— start of GIVEN INFORMATION —

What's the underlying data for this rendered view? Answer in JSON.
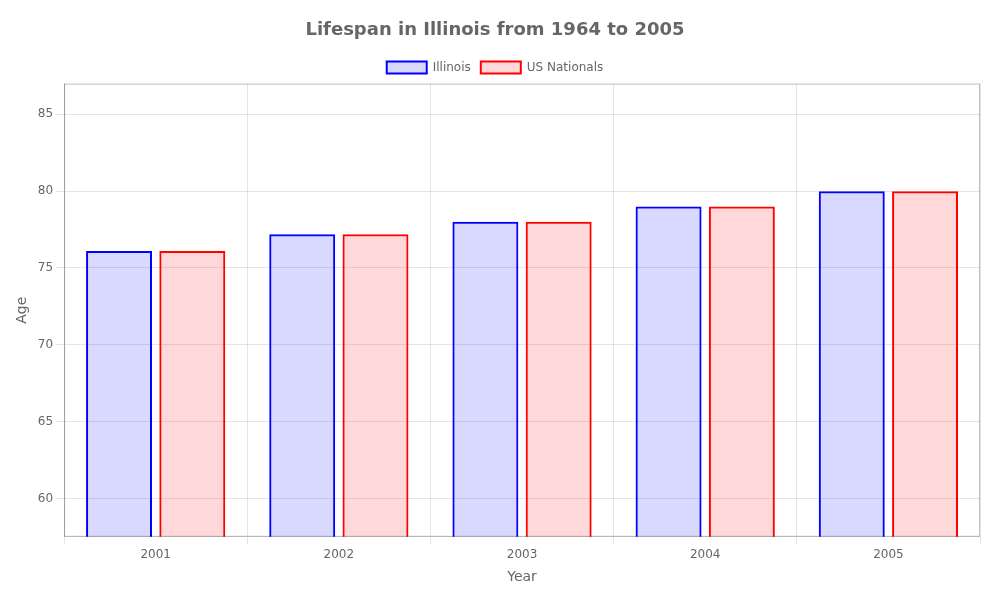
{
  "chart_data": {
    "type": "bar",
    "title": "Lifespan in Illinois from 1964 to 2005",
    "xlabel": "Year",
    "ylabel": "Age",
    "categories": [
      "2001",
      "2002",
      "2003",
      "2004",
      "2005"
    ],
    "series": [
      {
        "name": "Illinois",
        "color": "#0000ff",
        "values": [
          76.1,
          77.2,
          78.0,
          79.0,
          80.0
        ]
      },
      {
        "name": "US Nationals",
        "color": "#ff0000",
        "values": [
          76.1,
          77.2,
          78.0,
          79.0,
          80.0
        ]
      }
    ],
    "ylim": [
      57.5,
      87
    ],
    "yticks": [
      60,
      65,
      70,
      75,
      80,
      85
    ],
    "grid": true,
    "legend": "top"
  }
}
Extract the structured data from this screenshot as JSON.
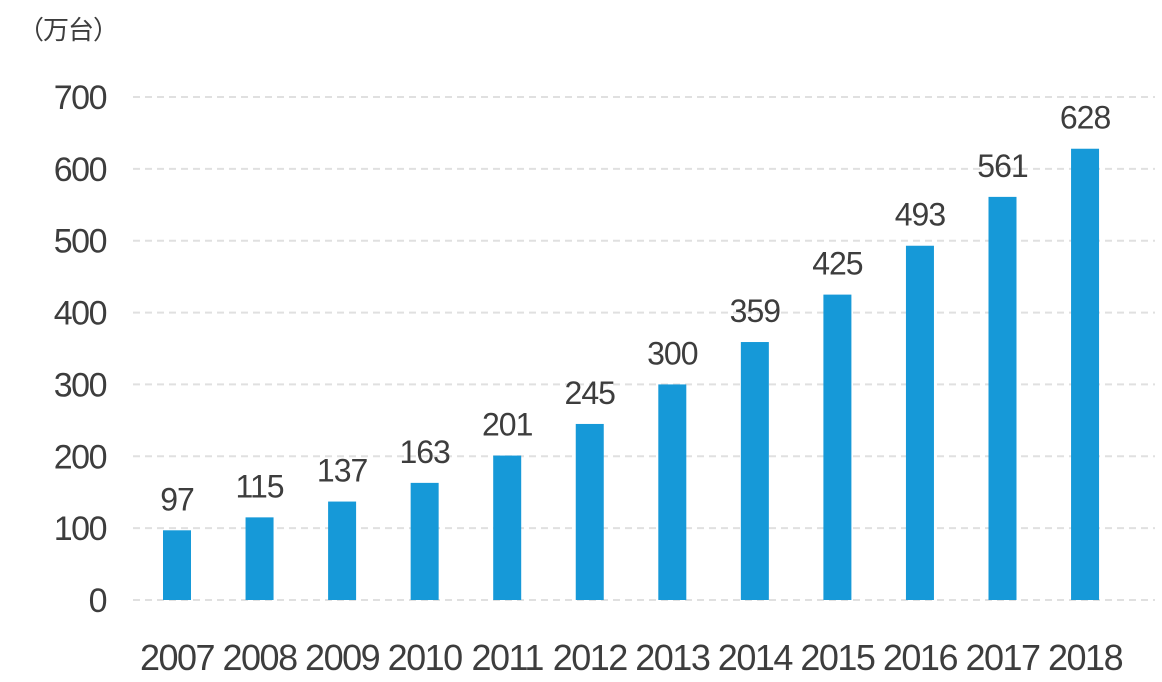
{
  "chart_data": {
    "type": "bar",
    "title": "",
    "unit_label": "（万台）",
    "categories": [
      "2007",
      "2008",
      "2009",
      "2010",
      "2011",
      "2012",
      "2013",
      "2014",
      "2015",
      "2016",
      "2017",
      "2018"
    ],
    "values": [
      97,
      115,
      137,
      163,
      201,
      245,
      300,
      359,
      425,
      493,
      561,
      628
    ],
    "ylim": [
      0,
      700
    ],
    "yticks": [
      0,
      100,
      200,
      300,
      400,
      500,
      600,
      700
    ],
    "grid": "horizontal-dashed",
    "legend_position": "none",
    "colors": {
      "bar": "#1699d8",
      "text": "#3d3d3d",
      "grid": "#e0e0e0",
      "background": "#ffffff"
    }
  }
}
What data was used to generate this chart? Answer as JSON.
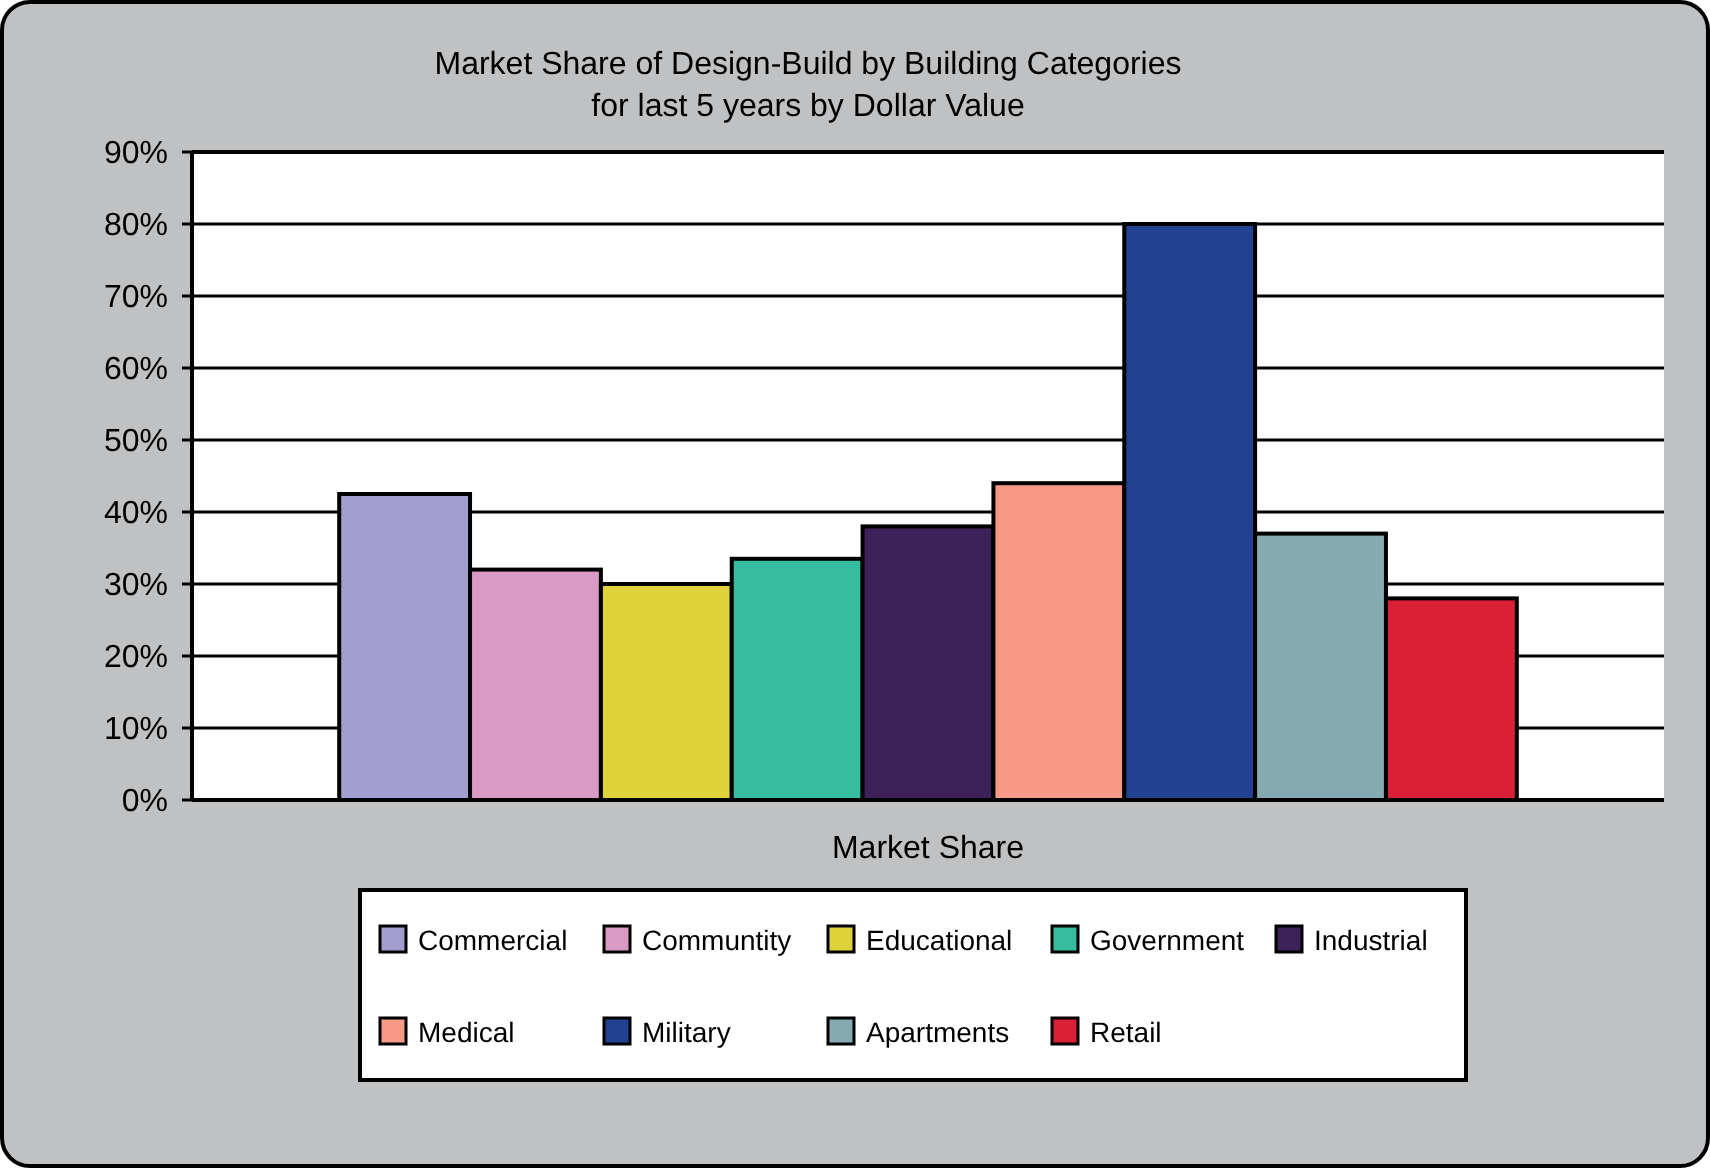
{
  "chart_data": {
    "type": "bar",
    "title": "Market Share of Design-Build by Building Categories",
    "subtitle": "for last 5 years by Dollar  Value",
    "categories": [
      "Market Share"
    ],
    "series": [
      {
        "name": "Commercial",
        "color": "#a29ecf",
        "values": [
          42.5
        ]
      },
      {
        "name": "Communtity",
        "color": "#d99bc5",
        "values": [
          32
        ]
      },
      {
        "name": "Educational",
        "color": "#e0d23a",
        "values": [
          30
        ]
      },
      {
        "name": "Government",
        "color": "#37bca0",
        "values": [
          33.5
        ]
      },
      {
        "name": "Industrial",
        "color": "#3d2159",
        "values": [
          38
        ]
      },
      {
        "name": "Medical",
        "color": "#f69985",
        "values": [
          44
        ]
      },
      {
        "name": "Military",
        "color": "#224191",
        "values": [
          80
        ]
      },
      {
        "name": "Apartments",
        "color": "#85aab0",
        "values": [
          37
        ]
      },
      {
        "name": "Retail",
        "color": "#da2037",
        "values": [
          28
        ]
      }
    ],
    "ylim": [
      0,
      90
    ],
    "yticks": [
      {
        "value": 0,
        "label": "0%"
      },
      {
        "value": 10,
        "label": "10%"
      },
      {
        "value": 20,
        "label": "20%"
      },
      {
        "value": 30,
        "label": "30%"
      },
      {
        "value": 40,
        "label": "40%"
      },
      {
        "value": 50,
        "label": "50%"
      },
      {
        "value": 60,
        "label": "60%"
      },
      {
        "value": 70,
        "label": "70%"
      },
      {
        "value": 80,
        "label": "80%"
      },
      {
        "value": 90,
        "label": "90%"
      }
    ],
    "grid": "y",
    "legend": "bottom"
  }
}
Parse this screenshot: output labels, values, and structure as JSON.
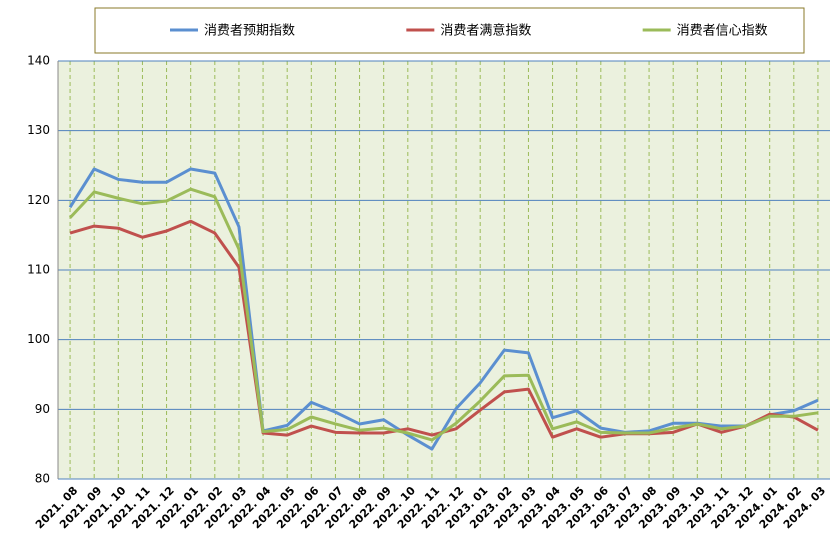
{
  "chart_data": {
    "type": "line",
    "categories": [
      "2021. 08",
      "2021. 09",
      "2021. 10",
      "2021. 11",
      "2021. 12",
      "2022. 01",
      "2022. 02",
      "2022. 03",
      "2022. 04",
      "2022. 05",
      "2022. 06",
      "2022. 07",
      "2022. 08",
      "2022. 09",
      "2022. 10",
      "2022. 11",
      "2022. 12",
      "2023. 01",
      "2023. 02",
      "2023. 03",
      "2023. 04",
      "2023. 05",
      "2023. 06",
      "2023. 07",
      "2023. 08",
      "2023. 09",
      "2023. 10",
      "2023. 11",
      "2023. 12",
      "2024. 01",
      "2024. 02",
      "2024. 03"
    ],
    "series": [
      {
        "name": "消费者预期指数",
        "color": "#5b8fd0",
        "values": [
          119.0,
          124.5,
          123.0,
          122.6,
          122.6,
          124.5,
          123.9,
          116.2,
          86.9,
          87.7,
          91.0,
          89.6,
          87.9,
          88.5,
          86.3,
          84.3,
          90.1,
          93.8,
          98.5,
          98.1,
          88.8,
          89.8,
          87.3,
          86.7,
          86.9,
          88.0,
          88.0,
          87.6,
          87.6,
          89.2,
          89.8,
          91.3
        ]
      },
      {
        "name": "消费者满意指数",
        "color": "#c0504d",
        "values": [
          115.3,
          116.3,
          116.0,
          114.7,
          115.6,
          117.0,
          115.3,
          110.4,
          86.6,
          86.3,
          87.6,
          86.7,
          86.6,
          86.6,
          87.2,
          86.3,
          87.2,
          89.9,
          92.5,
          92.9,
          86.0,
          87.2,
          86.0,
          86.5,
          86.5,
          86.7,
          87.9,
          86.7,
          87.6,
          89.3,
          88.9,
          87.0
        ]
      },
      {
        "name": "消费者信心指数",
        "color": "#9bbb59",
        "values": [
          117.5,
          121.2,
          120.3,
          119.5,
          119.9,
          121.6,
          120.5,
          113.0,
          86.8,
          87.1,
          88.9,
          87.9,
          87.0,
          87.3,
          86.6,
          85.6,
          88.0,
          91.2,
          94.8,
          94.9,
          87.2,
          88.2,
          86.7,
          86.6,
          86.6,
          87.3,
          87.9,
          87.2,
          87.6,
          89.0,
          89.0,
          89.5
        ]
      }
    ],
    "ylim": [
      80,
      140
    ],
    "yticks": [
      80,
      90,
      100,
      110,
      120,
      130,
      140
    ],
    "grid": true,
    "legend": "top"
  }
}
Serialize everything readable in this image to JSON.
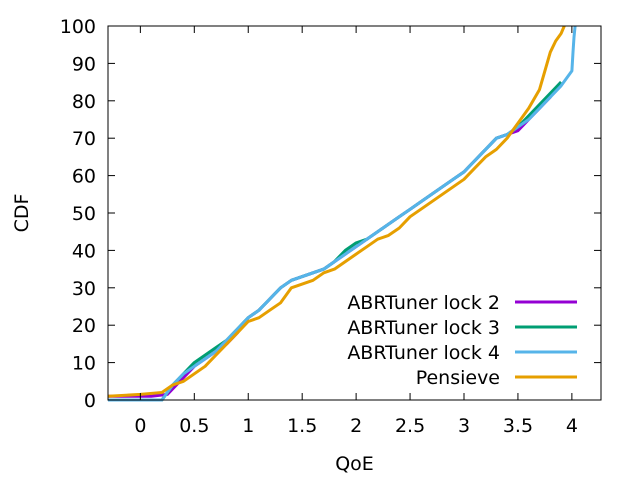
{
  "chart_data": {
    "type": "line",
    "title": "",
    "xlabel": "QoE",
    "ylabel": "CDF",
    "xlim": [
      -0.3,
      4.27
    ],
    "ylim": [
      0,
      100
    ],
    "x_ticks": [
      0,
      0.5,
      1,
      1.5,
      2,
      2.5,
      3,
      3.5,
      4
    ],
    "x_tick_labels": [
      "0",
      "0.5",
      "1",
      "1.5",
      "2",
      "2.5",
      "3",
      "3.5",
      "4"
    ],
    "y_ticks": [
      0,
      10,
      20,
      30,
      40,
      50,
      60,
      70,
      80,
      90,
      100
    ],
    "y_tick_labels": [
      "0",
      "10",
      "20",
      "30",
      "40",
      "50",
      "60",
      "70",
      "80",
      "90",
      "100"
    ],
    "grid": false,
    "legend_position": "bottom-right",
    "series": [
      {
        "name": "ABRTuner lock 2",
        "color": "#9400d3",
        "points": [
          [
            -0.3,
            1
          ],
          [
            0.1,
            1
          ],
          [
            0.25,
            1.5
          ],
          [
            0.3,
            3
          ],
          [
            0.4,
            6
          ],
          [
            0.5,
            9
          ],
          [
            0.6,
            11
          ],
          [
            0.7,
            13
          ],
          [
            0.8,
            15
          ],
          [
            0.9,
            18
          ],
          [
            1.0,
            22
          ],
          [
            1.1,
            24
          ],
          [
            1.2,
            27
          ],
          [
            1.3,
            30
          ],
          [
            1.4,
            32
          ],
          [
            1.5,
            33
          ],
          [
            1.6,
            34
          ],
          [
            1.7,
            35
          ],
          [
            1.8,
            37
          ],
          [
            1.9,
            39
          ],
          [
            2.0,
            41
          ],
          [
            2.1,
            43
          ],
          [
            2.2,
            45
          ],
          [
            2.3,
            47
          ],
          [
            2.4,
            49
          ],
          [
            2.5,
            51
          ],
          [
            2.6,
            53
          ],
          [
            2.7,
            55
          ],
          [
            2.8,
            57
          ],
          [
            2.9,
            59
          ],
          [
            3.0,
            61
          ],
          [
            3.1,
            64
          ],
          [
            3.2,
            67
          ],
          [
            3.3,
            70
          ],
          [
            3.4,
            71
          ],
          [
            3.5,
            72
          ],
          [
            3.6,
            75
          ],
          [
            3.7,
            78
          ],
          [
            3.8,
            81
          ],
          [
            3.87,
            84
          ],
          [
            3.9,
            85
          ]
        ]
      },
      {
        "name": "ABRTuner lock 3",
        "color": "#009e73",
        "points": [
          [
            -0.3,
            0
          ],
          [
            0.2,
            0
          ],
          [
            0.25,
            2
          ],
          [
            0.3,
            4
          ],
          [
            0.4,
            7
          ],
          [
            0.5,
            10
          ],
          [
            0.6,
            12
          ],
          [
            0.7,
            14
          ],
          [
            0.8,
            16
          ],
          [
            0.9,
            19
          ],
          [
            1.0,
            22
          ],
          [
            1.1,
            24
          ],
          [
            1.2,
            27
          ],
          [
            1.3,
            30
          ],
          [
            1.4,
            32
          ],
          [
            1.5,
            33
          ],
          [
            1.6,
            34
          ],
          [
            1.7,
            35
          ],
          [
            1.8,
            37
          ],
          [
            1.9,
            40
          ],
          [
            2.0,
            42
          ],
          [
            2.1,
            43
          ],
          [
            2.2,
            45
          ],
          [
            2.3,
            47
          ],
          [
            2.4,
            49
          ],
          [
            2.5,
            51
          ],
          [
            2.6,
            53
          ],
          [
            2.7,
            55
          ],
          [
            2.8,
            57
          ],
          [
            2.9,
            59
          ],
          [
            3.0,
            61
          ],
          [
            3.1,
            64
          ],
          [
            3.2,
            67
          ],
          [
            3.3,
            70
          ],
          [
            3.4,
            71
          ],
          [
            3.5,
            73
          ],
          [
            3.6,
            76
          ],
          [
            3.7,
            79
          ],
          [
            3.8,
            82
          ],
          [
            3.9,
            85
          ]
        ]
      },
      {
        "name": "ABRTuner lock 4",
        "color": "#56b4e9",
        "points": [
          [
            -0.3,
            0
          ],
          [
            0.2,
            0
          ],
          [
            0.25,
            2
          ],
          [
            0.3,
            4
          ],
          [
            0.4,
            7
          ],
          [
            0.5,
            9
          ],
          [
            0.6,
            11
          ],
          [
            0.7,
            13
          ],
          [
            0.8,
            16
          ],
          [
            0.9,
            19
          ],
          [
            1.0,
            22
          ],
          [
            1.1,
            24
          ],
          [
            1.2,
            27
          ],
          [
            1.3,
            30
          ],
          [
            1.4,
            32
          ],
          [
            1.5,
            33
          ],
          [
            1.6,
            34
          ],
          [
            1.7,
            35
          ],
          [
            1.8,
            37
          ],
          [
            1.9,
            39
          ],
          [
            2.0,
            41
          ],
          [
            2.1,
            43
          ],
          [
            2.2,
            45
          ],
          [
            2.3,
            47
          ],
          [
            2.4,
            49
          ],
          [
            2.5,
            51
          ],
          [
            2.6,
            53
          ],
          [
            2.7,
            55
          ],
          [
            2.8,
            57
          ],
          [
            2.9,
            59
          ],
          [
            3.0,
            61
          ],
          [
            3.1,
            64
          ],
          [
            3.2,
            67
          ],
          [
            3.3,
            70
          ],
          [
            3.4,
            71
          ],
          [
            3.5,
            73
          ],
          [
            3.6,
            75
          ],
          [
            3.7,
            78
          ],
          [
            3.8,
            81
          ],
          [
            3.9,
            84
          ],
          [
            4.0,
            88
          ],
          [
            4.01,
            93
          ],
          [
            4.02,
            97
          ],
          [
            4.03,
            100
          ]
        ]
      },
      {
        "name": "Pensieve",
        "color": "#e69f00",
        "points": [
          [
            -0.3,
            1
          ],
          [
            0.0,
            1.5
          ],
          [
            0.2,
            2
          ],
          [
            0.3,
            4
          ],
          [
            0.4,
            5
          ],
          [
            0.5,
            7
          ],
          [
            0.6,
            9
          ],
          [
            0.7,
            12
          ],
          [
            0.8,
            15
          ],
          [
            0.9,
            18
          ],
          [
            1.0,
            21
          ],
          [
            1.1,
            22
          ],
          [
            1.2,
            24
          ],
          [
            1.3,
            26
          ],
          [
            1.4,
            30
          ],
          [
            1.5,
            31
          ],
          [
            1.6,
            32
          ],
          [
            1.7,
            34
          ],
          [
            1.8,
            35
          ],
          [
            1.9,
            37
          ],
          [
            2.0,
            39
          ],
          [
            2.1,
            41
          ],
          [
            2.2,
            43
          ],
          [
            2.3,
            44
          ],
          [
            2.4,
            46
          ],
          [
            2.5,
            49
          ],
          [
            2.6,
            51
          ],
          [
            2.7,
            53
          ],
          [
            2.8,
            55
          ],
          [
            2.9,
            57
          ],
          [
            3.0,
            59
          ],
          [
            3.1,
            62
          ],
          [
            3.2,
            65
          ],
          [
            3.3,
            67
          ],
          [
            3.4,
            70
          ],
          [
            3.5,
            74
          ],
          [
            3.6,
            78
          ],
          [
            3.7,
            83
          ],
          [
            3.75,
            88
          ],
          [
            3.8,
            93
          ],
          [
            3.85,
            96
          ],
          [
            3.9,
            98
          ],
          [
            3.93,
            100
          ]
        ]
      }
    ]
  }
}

— end of GIVEN INFORMATION —

*SHORT PROBLEM*:
Filter for "bottom". Return all lines that hold it.

*OUTPUT OF THE TASK*:
    "legend": "bottom"
    "legend_position": "bottom-right",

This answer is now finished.